EXERCISE MATERIAL:
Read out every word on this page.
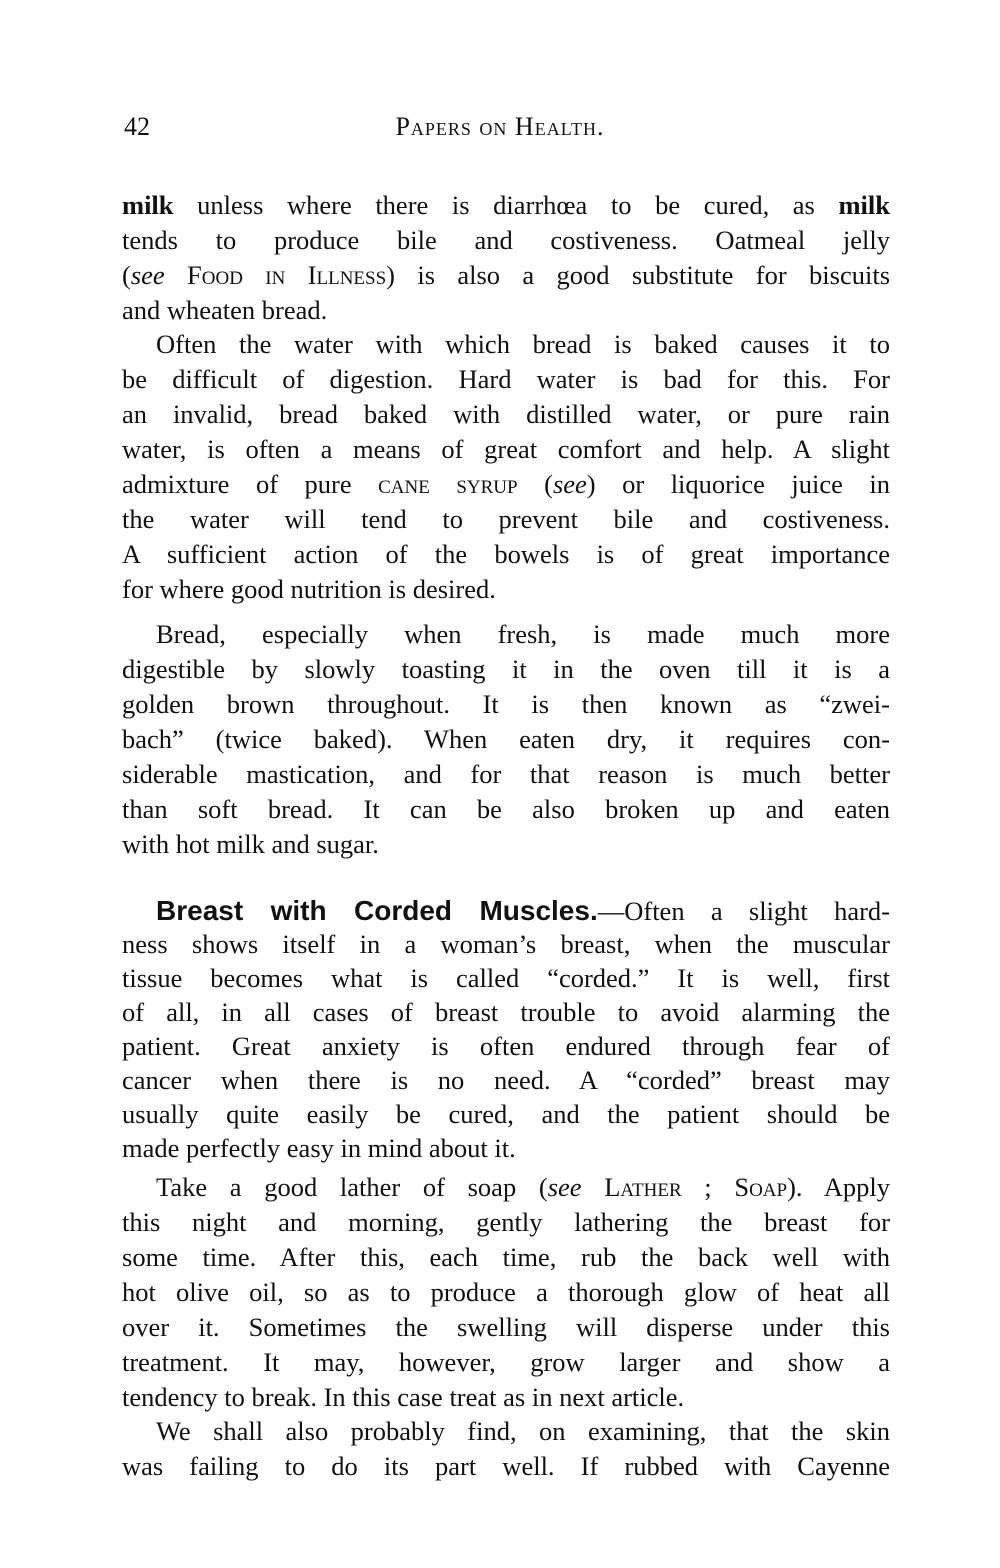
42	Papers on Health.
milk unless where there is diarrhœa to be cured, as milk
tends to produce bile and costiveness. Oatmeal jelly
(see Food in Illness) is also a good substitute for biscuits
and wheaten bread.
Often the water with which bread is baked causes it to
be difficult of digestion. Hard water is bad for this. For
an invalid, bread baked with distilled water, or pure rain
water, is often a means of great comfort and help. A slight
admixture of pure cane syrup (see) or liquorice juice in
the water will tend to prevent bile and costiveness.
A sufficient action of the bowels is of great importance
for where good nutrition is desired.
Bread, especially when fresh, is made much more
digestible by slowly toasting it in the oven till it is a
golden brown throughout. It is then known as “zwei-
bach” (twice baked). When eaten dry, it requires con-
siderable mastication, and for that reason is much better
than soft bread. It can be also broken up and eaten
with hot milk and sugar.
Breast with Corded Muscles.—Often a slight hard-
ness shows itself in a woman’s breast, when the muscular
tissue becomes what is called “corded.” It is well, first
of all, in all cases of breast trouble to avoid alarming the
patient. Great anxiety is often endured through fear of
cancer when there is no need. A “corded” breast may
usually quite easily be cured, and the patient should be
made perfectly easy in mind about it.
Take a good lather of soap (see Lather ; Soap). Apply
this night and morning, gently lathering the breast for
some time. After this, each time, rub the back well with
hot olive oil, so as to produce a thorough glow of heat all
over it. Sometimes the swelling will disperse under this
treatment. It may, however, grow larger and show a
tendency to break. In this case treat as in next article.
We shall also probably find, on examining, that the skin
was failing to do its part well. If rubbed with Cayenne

THE PROBLEM: Select every line in the records above that contains the word "there".

OUTPUT FOR THIS TASK:
milk unless where there is diarrhœa to be cured, as milk
cancer when there is no need. A “corded” breast may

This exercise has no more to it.